What is needed – Reproduce every entry exactly, without alteration.

** start of Recorded information **

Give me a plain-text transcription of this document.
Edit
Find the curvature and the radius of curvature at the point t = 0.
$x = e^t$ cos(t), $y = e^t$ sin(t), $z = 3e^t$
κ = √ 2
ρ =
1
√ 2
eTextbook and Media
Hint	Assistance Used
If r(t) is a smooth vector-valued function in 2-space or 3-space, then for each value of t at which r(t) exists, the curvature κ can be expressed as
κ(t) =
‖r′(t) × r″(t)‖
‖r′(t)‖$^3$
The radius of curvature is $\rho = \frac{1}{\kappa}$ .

** end of Recorded information **

Task result –
Give me a plain-text transcription of this document.
Edit
Find the curvature and the radius of curvature at the point t = 0.
$x = e^t$ cos(t), $y = e^t$ sin(t), $z = 3e^t$
κ = √ 2
ρ =
1
√ 2
eTextbook and Media
Hint	Assistance Used
If r(t) is a smooth vector-valued function in 2-space or 3-space, then for each value of t at which r(t) exists, the curvature κ can be expressed as
κ(t) =
‖r′(t) × r″(t)‖
‖r′(t)‖$^3$
The radius of curvature is $\rho = \frac{1}{\kappa}$ .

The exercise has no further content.